Records about charts and figures:
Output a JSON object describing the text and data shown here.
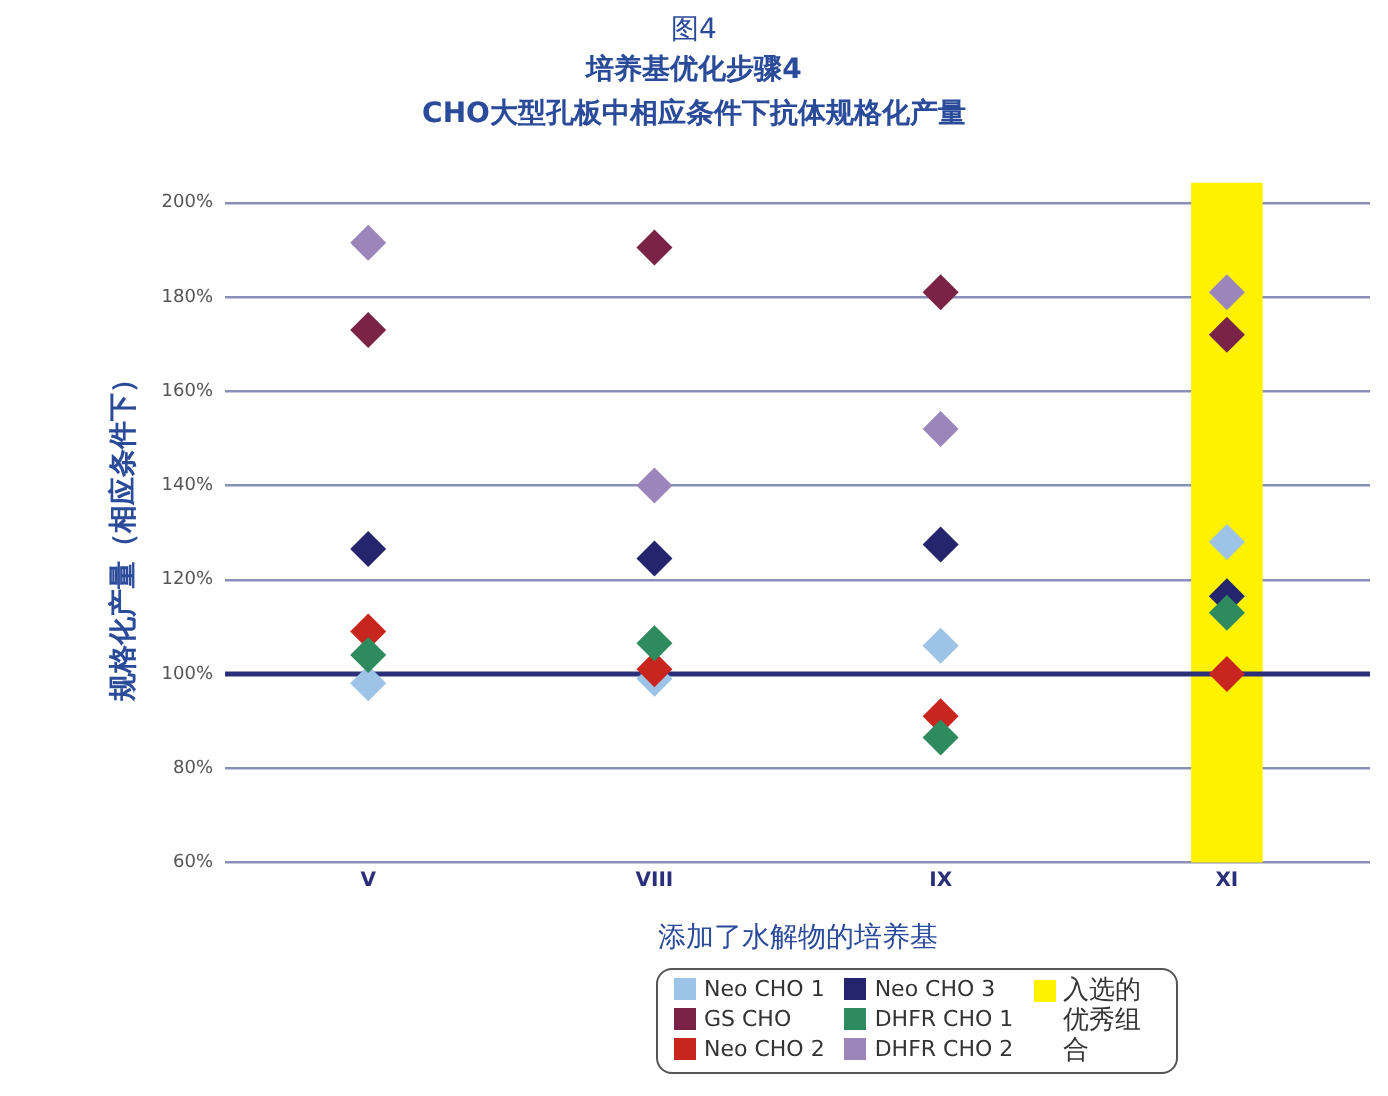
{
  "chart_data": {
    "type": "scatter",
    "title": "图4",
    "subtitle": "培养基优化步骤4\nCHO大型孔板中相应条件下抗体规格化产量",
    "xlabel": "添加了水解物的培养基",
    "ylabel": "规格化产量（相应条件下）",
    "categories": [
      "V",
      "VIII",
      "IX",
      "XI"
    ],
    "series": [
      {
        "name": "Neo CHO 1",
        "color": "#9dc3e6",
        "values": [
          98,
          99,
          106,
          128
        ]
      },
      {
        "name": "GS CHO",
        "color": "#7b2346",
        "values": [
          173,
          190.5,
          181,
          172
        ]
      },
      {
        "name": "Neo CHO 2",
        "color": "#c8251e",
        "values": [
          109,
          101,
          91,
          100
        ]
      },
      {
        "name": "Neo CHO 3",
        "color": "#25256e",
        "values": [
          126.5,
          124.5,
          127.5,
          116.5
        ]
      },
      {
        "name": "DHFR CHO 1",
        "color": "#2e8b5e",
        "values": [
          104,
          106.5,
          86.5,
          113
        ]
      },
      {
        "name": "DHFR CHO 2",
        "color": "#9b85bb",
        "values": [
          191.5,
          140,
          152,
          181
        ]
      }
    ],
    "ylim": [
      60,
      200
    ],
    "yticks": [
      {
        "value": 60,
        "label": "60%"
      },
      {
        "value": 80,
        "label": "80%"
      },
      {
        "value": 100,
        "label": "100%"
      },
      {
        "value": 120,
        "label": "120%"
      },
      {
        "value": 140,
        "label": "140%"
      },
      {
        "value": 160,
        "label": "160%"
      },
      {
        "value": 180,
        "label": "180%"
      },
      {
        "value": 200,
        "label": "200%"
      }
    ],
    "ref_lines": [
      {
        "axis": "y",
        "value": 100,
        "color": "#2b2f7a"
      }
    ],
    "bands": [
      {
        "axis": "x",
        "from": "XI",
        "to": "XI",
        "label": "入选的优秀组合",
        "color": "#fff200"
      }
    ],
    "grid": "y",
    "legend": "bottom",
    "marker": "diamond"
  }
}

EXERCISE: Copy every line in the entries above that has the string "color" in it.

RESULT FOR THIS EXERCISE:
        "color": "#9dc3e6",
        "color": "#7b2346",
        "color": "#c8251e",
        "color": "#25256e",
        "color": "#2e8b5e",
        "color": "#9b85bb",
        "color": "#2b2f7a"
        "color": "#fff200"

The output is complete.